AUSGEWÄHLTER AUSZUG:
Herbst im Orient

Man fragt sich,wie lange die Witzfigur Guido Westerwelle noch Außenminister dieses Landes sein kann. Da gab der FDP-Politiker am 4. Juni 2013 nach Bekanntwerden der Haftstrafen für in der ägyptischen Hauptstadt Kairo tätig gewesene Mitarbeiter der CDU-nahen Konrad-Adenauer-Stiftung allen Ernstes zu Protokoll: „Das Vorgehen der ägyptischen Justiz ist Besorgnis erregend. Es schwächt die Zivilgesellschaft als wichtige Säule der Demokratie in einem neuen demokratischen Ägypten“, erklärte Westerwelle nach Angaben der staatsnahen Nachrichtenagentur adn dpa.

Nach dem „arabischen Frühling“, der eher ein orientalischer Herbst war, hat man es in Ägypten und anderen Ländern keinesfalls mit einer Demokratie oder einer Zivilgesellschaft zu tun. Der einzige Staat im Nahen Osten, der demokratischen Maßstäben standhält, ist Israel. In Ägypten kommen radikale islamische Kräfte in Vorhand, die Scharia, das islamische Recht, gewinnt gegenüber dem früher herrschenden Zivilrecht. Sicher war der ehemalige Präsident Husni Mubarak kein leuchtender Demokrat, aber er hat keine christlichen und anderen Minderheiten verfolgt und die Mullahs in Schranken gehalten. Und hatte nicht ausgerechnet Westerwelle vor über zwei Jahren in Damaskus mit dem syrischen Herrscher Assad zusammen Zigarren geraucht und die Syrien als Hort der Stabilität im so unruhigen Nahen Osten beschworen?

VORGEGEBENE DATEN:

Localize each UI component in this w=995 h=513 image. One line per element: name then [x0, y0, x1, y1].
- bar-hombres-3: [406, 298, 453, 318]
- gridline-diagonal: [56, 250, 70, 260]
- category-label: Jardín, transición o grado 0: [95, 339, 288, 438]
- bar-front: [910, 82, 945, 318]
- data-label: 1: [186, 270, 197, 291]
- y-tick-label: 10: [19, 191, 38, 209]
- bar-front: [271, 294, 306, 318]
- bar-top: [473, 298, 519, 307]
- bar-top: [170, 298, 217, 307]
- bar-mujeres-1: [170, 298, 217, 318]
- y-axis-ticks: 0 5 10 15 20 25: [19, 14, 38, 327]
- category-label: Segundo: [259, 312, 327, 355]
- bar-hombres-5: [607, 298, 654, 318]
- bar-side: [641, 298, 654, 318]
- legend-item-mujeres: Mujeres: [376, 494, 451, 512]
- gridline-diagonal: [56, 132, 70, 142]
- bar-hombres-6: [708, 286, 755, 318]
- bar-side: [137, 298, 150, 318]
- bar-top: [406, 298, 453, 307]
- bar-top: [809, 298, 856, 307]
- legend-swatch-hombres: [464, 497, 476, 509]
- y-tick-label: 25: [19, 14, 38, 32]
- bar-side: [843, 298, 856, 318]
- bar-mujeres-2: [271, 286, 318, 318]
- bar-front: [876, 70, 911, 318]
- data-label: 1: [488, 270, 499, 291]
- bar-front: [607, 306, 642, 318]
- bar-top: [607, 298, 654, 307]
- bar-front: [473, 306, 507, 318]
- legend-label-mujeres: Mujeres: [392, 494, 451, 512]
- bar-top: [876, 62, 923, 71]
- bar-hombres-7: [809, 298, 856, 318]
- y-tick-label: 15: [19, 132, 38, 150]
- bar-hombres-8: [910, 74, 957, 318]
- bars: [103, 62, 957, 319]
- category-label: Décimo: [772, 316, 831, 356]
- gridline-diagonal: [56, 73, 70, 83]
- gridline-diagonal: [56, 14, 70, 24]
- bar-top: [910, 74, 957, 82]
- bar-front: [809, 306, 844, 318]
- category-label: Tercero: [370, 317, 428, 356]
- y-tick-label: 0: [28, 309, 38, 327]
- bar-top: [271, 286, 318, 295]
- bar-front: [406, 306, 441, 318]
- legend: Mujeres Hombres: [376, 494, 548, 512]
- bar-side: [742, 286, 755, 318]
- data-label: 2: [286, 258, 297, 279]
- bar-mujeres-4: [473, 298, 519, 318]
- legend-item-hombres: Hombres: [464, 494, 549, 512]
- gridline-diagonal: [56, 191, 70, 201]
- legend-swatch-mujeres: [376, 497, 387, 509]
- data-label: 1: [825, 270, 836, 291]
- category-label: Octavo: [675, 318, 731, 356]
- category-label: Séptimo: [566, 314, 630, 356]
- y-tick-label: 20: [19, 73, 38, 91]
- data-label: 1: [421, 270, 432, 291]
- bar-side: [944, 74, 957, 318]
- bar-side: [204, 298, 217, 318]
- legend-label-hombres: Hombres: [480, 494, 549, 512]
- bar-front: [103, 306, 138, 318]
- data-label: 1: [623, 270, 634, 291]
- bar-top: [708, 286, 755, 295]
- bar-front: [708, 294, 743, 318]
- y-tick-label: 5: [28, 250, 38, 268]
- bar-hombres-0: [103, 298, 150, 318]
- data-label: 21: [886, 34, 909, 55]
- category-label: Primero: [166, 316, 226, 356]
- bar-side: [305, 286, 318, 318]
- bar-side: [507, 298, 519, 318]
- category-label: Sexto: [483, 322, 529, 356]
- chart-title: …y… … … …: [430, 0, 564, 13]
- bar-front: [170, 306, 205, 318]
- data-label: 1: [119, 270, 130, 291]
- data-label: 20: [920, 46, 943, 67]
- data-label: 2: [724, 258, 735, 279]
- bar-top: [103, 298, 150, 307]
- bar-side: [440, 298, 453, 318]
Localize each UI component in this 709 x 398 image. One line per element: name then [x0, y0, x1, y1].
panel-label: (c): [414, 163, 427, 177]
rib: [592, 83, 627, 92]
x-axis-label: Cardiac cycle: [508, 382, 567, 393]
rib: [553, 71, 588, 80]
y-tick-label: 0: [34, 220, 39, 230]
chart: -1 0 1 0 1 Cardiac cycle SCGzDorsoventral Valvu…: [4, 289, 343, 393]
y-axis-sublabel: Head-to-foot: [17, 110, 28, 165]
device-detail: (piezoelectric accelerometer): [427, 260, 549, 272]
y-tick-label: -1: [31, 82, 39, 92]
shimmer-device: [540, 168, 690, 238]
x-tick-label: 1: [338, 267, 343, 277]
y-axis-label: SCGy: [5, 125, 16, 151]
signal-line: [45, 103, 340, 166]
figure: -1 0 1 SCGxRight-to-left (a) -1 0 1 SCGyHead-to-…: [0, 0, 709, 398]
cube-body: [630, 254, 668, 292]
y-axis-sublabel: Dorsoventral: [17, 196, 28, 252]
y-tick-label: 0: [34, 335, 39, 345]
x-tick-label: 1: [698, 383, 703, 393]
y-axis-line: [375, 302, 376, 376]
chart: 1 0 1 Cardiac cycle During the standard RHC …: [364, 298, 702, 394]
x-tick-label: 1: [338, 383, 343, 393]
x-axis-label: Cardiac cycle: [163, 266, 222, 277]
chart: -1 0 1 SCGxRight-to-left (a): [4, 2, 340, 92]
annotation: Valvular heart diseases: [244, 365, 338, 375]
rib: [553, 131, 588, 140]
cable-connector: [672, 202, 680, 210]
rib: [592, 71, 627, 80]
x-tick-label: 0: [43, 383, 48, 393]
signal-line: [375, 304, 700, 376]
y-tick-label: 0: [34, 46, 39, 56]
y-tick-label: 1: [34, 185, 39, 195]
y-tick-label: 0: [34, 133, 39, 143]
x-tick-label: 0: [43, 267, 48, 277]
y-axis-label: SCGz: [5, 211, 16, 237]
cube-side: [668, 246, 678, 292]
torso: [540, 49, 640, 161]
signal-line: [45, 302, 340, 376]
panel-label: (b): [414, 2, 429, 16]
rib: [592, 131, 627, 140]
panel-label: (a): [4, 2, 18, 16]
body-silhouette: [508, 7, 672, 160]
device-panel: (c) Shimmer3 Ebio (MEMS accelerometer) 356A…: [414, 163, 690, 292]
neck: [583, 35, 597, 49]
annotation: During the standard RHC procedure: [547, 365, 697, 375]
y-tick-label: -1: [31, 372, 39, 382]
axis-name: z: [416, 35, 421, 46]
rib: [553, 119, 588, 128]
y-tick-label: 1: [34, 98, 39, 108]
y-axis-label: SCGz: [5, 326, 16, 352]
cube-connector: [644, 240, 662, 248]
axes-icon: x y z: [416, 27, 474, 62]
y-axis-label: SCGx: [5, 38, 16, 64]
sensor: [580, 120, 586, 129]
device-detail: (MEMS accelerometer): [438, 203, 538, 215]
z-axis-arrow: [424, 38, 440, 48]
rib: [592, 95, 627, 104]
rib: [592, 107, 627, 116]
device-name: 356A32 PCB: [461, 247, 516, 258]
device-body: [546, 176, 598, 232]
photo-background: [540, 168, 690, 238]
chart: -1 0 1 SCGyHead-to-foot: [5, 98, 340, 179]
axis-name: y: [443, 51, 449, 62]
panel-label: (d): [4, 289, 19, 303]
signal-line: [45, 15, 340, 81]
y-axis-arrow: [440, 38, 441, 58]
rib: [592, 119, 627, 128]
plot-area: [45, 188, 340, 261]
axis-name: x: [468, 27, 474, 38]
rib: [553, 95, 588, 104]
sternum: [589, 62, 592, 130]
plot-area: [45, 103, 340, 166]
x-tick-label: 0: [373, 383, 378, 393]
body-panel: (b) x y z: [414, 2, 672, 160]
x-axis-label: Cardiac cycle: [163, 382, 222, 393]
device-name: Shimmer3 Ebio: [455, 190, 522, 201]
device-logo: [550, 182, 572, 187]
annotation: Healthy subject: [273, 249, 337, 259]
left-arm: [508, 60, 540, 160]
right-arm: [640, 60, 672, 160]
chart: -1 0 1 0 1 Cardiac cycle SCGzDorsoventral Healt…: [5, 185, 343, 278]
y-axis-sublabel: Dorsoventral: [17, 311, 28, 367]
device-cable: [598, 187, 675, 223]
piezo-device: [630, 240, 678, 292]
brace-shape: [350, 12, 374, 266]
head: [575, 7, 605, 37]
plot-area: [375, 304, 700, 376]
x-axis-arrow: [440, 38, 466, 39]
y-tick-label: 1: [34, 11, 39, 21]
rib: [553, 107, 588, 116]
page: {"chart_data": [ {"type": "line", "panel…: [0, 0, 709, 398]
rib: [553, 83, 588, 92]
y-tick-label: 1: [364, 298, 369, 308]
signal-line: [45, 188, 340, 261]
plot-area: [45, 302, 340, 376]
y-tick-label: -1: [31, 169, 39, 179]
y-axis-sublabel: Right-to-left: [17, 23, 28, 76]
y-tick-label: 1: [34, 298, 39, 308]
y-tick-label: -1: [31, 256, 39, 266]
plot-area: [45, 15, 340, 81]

ZIEL DER AUFGABE:
Prüfe, ob die folgenden Aussagen mit dem Text über Westerwelle und Ägypten übereinstimmen, und antworte jeweils mit Ja oder Nein samt den entscheidenden Worten des Textes als wörtlichem Zitat: (a) Westerwelle äußerte sich am 4. Juni 2013 zu Haftstrafen für Mitarbeiter der Konrad-Adenauer-Stiftung. (b) Neben Israel hält auch Ägypten demokratischen Maßstäben stand. (c) Mubarak wird als leuchtender Demokrat bezeichnet.

ANTWORTBEREICH:
(a) Ja: „am 4. Juni 2013 nach Bekanntwerden der Haftstrafen für in der ägyptischen Hauptstadt Kairo tätig gewesene Mitarbeiter der CDU-nahen Konrad-Adenauer-Stiftung“
(b) Nein: „Der einzige Staat im Nahen Osten, der demokratischen Maßstäben standhält, ist Israel.“
(c) Nein: „Sicher war der ehemalige Präsident Husni Mubarak kein leuchtender Demokrat“